begin Provided information
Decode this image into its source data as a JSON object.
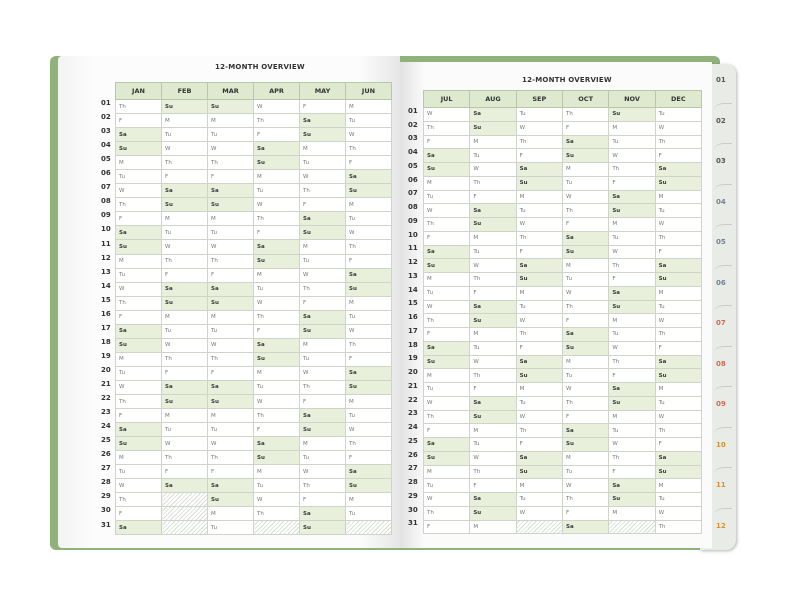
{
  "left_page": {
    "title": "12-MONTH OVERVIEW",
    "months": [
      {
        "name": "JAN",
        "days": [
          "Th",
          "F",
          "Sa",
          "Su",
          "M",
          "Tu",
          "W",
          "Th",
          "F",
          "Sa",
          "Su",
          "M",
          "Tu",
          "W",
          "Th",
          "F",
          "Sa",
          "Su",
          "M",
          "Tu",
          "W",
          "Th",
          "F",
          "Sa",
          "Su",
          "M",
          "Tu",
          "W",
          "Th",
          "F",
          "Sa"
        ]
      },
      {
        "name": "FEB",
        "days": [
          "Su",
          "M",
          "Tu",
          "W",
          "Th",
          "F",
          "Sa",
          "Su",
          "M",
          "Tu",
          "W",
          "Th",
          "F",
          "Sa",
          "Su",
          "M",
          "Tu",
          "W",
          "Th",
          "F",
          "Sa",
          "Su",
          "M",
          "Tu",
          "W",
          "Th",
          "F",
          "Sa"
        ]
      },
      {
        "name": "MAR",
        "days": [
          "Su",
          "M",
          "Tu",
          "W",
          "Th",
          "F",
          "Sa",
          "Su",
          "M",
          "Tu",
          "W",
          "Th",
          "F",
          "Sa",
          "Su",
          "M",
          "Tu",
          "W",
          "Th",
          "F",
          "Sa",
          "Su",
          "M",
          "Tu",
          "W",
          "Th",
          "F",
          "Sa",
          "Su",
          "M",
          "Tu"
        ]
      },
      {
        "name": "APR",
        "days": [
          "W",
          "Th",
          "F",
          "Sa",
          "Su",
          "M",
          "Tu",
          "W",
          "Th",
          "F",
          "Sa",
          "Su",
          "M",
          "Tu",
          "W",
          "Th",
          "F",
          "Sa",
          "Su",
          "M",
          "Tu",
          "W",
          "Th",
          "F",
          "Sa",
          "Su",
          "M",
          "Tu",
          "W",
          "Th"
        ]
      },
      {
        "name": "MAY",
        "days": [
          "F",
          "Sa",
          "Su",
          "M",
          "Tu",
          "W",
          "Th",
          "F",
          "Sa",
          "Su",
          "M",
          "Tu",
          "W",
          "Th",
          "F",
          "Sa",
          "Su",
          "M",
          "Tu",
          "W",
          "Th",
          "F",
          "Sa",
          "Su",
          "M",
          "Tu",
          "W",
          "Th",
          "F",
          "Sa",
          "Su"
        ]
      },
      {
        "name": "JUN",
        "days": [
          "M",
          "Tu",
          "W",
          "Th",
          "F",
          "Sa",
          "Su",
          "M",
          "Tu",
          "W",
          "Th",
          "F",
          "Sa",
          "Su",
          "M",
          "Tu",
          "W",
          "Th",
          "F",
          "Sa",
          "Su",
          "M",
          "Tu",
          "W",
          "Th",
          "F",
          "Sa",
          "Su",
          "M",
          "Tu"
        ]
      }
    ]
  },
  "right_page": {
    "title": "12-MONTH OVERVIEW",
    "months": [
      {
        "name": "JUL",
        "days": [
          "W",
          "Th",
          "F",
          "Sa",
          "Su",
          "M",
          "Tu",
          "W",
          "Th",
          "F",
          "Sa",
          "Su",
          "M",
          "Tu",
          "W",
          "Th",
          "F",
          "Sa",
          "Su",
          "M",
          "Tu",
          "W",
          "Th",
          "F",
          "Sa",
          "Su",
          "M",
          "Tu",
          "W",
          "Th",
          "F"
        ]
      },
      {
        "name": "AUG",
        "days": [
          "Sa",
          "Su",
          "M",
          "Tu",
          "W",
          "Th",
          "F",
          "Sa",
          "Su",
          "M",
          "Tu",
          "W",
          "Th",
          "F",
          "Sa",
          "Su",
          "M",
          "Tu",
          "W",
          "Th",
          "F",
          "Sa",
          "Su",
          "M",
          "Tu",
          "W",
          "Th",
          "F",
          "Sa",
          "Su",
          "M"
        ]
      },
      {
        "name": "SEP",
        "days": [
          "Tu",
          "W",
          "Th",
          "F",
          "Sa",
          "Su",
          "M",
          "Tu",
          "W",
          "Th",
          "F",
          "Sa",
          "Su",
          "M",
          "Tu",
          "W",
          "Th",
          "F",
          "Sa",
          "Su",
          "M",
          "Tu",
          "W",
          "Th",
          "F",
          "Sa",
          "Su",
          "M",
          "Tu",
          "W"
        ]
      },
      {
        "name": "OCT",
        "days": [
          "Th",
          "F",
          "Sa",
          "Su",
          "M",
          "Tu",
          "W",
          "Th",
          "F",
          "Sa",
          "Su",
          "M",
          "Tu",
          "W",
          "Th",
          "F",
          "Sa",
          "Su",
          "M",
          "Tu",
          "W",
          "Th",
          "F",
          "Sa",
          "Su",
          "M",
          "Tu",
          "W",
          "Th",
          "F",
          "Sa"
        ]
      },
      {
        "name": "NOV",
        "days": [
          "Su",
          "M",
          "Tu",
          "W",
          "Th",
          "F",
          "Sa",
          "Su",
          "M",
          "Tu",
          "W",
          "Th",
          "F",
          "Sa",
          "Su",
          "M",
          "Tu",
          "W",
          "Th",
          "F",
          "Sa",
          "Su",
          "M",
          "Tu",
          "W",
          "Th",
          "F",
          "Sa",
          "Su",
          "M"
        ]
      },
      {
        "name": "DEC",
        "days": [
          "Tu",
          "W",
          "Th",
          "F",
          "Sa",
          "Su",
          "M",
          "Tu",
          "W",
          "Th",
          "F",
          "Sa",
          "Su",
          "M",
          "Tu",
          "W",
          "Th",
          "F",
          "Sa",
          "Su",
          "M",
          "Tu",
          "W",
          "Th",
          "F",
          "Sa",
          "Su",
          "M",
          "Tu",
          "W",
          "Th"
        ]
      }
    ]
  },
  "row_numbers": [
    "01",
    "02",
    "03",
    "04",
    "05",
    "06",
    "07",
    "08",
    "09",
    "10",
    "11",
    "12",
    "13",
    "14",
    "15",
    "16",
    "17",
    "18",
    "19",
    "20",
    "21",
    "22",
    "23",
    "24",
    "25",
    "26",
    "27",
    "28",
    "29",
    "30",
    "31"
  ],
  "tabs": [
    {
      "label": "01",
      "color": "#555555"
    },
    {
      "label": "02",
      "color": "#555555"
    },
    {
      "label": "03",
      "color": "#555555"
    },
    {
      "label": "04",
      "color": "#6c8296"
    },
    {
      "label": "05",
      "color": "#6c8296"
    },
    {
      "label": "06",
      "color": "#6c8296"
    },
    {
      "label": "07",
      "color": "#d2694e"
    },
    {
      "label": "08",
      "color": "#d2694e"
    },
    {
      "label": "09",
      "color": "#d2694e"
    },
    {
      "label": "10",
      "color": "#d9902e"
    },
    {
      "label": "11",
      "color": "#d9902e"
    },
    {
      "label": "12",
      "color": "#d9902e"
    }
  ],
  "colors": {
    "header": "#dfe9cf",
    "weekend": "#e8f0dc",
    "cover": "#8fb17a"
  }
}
end Provided information
begin Provided information
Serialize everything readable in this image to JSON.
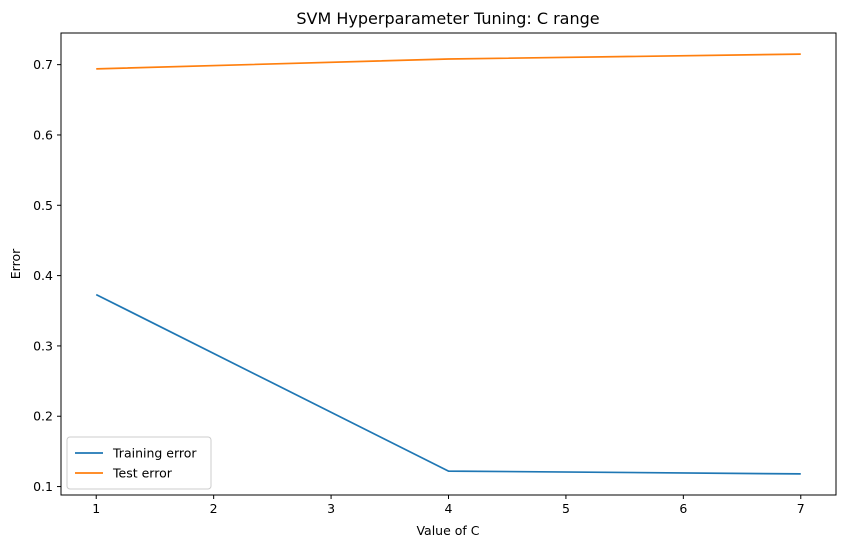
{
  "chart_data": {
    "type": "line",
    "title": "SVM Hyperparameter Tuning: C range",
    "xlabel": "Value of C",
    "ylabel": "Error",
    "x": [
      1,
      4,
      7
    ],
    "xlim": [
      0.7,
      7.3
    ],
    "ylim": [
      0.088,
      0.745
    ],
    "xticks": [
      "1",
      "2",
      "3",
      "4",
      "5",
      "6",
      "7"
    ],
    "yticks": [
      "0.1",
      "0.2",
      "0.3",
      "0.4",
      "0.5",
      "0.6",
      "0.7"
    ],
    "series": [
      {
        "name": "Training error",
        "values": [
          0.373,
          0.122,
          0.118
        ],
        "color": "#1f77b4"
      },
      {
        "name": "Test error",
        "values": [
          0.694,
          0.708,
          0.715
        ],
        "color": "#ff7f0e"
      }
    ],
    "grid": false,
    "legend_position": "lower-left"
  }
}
end Provided information
■ Direction:
Copy each line of the data above that holds "image".

■ Answer to the problem:
Decode this image into its source data as a JSON object.
Serialize everything readable in this image to JSON.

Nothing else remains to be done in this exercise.